Task brief> List all the lines in these records that hold "text".

————

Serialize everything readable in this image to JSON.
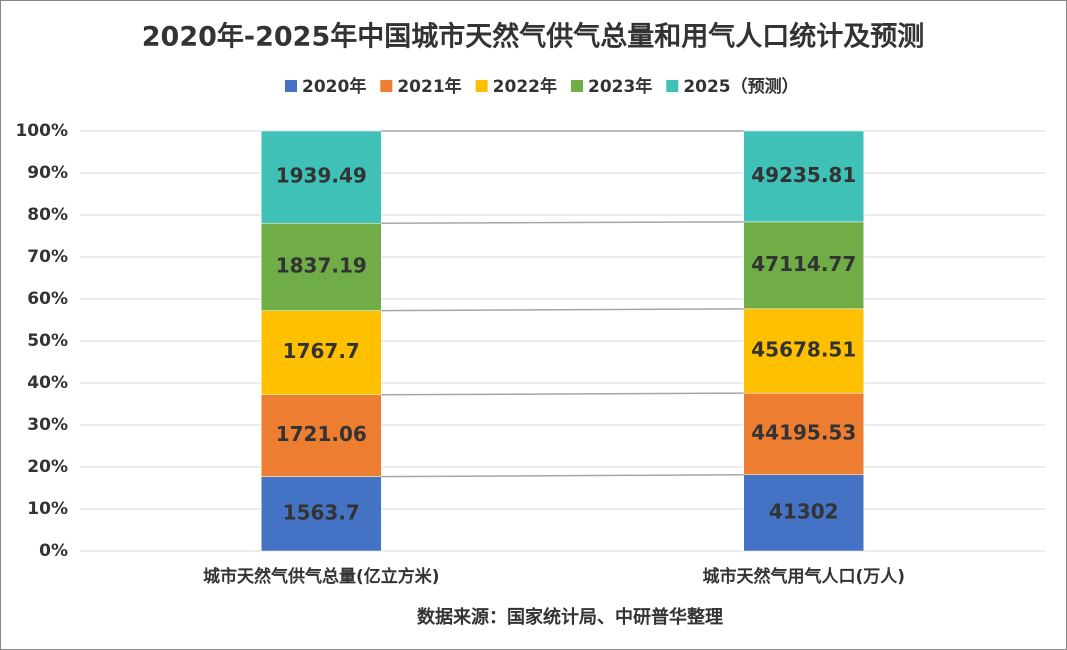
{
  "chart_data": {
    "type": "stacked-percent-bar",
    "title": "2020年-2025年中国城市天然气供气总量和用气人口统计及预测",
    "categories": [
      "城市天然气供气总量(亿立方米)",
      "城市天然气用气人口(万人)"
    ],
    "series": [
      {
        "name": "2020年",
        "color": "#4472c4",
        "values": [
          1563.7,
          41302
        ]
      },
      {
        "name": "2021年",
        "color": "#ed7d31",
        "values": [
          1721.06,
          44195.53
        ]
      },
      {
        "name": "2022年",
        "color": "#ffc000",
        "values": [
          1767.7,
          45678.51
        ]
      },
      {
        "name": "2023年",
        "color": "#70ad47",
        "values": [
          1837.19,
          47114.77
        ]
      },
      {
        "name": "2025（预测）",
        "color": "#3fc1b8",
        "values": [
          1939.49,
          49235.81
        ]
      }
    ],
    "ylim": [
      0,
      100
    ],
    "yticks": [
      {
        "value": 0,
        "label": "0%"
      },
      {
        "value": 10,
        "label": "10%"
      },
      {
        "value": 20,
        "label": "20%"
      },
      {
        "value": 30,
        "label": "30%"
      },
      {
        "value": 40,
        "label": "40%"
      },
      {
        "value": 50,
        "label": "50%"
      },
      {
        "value": 60,
        "label": "60%"
      },
      {
        "value": 70,
        "label": "70%"
      },
      {
        "value": 80,
        "label": "80%"
      },
      {
        "value": 90,
        "label": "90%"
      },
      {
        "value": 100,
        "label": "100%"
      }
    ],
    "grid": true,
    "legend": "top",
    "source": "数据来源：国家统计局、中研普华整理"
  }
}
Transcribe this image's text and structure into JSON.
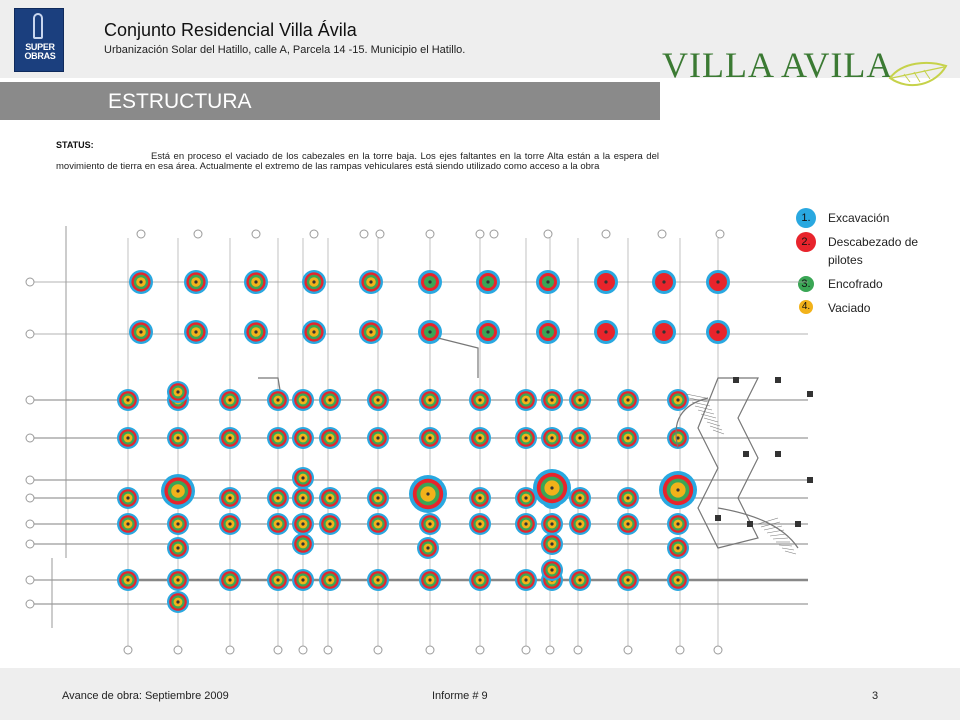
{
  "header": {
    "logo_lines": [
      "SUPER",
      "OBRAS"
    ],
    "title": "Conjunto Residencial Villa Ávila",
    "subtitle": "Urbanización Solar del Hatillo, calle A, Parcela 14 -15. Municipio el Hatillo.",
    "brand": "VILLA AVILA"
  },
  "section": {
    "title": "ESTRUCTURA"
  },
  "status": {
    "label": "STATUS:",
    "text": "Está en proceso el vaciado de los cabezales en la torre baja. Los ejes faltantes en la torre Alta están a la espera del movimiento de tierra en esa área. Actualmente el extremo de las rampas vehiculares está siendo utilizado como acceso a la obra"
  },
  "legend": [
    {
      "num": "1.",
      "label": "Excavación",
      "color": "#29a8e0"
    },
    {
      "num": "2.",
      "label": "Descabezado de pilotes",
      "color": "#e8242c"
    },
    {
      "num": "3.",
      "label": "Encofrado",
      "color": "#3aa655"
    },
    {
      "num": "4.",
      "label": "Vaciado",
      "color": "#f2b21a"
    }
  ],
  "footer": {
    "left": "Avance de obra: Septiembre 2009",
    "center": "Informe # 9",
    "page": "3"
  },
  "colors": {
    "excavacion": "#29a8e0",
    "descabezado": "#e8242c",
    "encofrado": "#3aa655",
    "vaciado": "#f2b21a",
    "bar": "#8a8a8a",
    "brand_green": "#3b7a33"
  }
}
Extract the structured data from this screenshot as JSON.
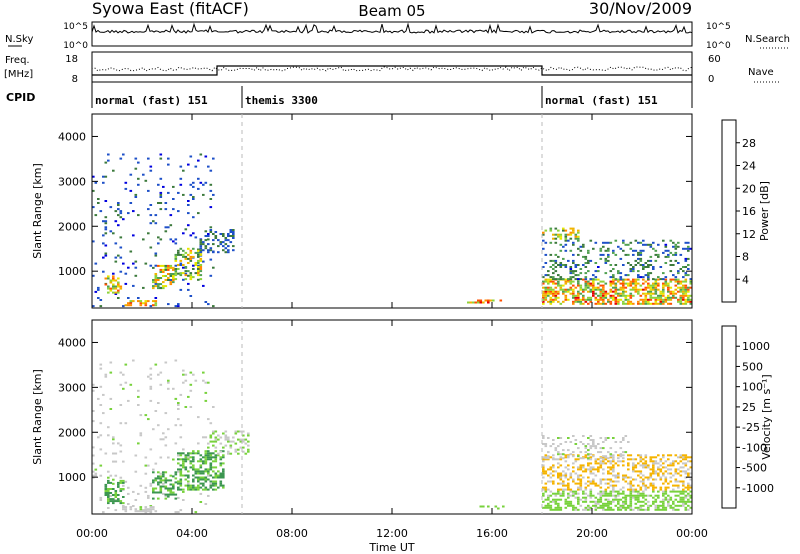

————

Answer to this exercise>
Transcribe this image's text and structure into JSON.
    "text": "Está en proceso el vaciado de los cabezales en la torre baja. Los ejes faltantes en la torre Alta están a la espera del movimiento de tierra en esa área. Actualmente el extremo de las rampas vehiculares está siendo utilizado como acceso a la obra"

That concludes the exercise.